◆ Directions for this task
Identify the lines in the data below that contain "Conditioning" and give only how many there are.

◆ Saved entries
○ ○ ○ ○
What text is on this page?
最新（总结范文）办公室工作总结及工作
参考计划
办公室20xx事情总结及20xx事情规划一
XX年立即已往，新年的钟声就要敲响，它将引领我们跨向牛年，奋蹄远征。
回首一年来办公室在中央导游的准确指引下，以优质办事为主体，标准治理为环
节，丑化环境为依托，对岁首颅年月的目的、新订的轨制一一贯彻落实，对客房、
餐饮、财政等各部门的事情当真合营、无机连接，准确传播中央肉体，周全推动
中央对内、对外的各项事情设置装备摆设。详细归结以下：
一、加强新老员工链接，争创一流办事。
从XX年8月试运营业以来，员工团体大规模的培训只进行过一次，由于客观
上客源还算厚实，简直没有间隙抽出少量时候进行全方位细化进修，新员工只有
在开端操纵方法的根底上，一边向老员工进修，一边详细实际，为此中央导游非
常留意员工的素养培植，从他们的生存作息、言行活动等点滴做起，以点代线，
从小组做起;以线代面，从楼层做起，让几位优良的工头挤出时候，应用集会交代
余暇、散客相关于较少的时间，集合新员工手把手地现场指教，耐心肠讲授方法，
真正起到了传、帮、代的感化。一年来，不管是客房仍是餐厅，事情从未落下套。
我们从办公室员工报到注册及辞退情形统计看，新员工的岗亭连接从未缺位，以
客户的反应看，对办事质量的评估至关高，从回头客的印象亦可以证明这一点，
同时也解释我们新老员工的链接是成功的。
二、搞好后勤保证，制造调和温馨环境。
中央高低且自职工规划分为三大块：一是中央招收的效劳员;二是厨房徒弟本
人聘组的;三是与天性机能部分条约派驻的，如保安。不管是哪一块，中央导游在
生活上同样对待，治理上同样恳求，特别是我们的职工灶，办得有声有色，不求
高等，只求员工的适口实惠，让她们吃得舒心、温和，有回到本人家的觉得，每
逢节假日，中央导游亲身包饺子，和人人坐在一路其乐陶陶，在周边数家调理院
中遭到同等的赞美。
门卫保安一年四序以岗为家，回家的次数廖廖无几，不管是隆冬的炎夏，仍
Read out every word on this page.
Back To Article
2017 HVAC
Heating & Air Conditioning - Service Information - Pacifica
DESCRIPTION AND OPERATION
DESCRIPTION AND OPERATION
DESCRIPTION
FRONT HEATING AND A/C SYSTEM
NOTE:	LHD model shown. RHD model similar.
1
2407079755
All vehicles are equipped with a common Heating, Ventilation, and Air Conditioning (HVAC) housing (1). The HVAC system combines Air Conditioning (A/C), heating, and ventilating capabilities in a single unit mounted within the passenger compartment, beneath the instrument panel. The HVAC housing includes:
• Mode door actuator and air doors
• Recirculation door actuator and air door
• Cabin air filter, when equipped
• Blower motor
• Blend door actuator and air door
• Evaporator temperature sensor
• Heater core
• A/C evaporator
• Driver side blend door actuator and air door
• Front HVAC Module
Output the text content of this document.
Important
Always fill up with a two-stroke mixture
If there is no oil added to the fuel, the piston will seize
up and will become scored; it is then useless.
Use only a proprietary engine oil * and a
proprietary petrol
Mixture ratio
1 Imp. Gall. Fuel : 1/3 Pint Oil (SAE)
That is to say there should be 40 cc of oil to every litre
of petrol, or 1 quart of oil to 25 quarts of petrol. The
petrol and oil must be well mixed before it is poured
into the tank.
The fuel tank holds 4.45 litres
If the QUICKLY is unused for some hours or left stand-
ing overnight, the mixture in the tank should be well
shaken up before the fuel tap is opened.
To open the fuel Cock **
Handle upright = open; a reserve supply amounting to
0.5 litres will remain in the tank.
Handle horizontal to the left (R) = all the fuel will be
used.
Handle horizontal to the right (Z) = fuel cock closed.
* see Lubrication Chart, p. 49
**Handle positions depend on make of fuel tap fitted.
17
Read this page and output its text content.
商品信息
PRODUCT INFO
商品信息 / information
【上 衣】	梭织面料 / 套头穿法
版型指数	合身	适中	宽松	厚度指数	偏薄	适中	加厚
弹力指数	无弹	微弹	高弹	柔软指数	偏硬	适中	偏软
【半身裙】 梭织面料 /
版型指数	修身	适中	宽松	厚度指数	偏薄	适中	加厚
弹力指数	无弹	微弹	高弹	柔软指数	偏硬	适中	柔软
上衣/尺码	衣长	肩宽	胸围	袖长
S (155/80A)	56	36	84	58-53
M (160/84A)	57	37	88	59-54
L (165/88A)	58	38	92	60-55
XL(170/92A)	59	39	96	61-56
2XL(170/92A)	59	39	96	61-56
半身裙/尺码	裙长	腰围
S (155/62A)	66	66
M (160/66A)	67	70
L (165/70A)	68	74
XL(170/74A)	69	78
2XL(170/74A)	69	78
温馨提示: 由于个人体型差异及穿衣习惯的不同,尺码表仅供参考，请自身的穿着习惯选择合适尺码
○ ○ ○ ○
◆ Answer to the exercise
2